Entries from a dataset
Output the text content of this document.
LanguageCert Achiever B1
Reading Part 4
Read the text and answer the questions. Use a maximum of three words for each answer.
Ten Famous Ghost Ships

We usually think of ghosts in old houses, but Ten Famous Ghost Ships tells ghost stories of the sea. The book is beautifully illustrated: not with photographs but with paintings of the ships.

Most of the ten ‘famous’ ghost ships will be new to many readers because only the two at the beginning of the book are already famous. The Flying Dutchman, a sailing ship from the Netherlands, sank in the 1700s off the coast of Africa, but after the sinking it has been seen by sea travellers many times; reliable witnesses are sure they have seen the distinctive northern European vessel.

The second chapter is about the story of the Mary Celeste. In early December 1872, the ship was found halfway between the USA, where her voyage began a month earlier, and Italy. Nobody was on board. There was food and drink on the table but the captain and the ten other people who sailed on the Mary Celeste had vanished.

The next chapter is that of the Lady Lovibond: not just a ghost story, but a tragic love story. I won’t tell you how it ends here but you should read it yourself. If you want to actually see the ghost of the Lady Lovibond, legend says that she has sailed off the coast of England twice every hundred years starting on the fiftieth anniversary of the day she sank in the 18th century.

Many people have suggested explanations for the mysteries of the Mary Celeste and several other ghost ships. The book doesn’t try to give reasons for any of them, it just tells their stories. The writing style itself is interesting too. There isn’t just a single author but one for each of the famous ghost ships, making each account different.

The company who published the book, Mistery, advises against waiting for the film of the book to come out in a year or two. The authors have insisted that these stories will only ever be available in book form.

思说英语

▶ _Work instructions_
Take the lines above and print them exactly.

▶ _Output for this task_
Output the text content of this document.
LanguageCert Achiever B1
Reading Part 4
Read the text and answer the questions. Use a maximum of three words for each answer.
Ten Famous Ghost Ships

We usually think of ghosts in old houses, but Ten Famous Ghost Ships tells ghost stories of the sea. The book is beautifully illustrated: not with photographs but with paintings of the ships.

Most of the ten ‘famous’ ghost ships will be new to many readers because only the two at the beginning of the book are already famous. The Flying Dutchman, a sailing ship from the Netherlands, sank in the 1700s off the coast of Africa, but after the sinking it has been seen by sea travellers many times; reliable witnesses are sure they have seen the distinctive northern European vessel.

The second chapter is about the story of the Mary Celeste. In early December 1872, the ship was found halfway between the USA, where her voyage began a month earlier, and Italy. Nobody was on board. There was food and drink on the table but the captain and the ten other people who sailed on the Mary Celeste had vanished.

The next chapter is that of the Lady Lovibond: not just a ghost story, but a tragic love story. I won’t tell you how it ends here but you should read it yourself. If you want to actually see the ghost of the Lady Lovibond, legend says that she has sailed off the coast of England twice every hundred years starting on the fiftieth anniversary of the day she sank in the 18th century.

Many people have suggested explanations for the mysteries of the Mary Celeste and several other ghost ships. The book doesn’t try to give reasons for any of them, it just tells their stories. The writing style itself is interesting too. There isn’t just a single author but one for each of the famous ghost ships, making each account different.

The company who published the book, Mistery, advises against waiting for the film of the book to come out in a year or two. The authors have insisted that these stories will only ever be available in book form.

思说英语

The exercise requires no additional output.